Return the lines of the records below unchanged, beginning with the very first line and stopping after the line that contains "review-date: — 15".

(Region boundary data)
┌──

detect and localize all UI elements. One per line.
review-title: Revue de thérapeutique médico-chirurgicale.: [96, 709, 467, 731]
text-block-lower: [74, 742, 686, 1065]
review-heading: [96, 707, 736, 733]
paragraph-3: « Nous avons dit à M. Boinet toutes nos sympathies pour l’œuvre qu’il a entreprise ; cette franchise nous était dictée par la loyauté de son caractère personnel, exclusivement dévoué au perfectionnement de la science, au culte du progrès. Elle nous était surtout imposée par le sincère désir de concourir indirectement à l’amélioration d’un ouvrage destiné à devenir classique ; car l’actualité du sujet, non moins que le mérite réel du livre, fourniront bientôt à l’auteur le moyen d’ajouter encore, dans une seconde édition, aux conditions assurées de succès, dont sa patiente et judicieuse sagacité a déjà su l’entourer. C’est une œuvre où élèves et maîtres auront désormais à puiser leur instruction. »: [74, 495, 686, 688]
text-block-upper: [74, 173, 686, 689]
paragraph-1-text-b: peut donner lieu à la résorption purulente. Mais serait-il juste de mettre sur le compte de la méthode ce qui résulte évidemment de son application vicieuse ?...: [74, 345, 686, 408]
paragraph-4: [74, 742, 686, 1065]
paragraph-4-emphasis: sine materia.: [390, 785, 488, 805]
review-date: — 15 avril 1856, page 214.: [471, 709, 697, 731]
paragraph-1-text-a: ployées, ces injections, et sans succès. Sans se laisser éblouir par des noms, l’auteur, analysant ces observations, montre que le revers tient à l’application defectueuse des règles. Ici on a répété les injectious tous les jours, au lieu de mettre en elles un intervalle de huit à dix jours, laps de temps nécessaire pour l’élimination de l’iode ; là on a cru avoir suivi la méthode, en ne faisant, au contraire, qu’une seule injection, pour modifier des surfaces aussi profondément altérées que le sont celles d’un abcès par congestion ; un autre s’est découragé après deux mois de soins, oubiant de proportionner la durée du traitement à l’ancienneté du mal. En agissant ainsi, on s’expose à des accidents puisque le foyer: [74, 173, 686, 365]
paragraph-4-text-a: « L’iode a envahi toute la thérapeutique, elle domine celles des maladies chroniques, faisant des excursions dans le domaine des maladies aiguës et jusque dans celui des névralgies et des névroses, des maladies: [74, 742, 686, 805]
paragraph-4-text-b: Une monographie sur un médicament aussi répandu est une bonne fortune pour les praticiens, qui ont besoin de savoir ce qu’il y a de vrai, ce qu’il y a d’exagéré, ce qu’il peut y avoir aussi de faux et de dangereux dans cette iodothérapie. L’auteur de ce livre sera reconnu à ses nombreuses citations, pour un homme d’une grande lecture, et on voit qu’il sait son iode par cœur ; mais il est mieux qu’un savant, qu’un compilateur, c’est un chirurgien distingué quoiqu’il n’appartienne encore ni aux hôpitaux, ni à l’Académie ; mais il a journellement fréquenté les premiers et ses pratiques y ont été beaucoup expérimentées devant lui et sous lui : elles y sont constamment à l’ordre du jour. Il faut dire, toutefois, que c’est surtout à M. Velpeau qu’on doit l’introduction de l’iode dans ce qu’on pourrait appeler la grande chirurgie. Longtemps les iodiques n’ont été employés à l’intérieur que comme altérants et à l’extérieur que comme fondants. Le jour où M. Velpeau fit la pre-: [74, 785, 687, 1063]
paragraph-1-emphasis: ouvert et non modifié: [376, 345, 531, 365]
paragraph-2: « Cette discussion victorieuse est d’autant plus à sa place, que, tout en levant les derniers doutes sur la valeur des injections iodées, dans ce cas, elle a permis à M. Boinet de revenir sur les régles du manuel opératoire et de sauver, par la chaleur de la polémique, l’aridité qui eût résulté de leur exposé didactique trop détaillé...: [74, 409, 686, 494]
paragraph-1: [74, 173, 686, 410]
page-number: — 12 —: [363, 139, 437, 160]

└──

- **Final answer**
detect and localize all UI elements. One per line.
review-title: Revue de thérapeutique médico-chirurgicale.: [96, 709, 467, 731]
text-block-lower: [74, 742, 686, 1065]
review-heading: [96, 707, 736, 733]
paragraph-3: « Nous avons dit à M. Boinet toutes nos sympathies pour l’œuvre qu’il a entreprise ; cette franchise nous était dictée par la loyauté de son caractère personnel, exclusivement dévoué au perfectionnement de la science, au culte du progrès. Elle nous était surtout imposée par le sincère désir de concourir indirectement à l’amélioration d’un ouvrage destiné à devenir classique ; car l’actualité du sujet, non moins que le mérite réel du livre, fourniront bientôt à l’auteur le moyen d’ajouter encore, dans une seconde édition, aux conditions assurées de succès, dont sa patiente et judicieuse sagacité a déjà su l’entourer. C’est une œuvre où élèves et maîtres auront désormais à puiser leur instruction. »: [74, 495, 686, 688]
text-block-upper: [74, 173, 686, 689]
paragraph-1-text-b: peut donner lieu à la résorption purulente. Mais serait-il juste de mettre sur le compte de la méthode ce qui résulte évidemment de son application vicieuse ?...: [74, 345, 686, 408]
paragraph-4: [74, 742, 686, 1065]
paragraph-4-emphasis: sine materia.: [390, 785, 488, 805]
review-date: — 15 avril 1856, page 214.: [471, 709, 697, 731]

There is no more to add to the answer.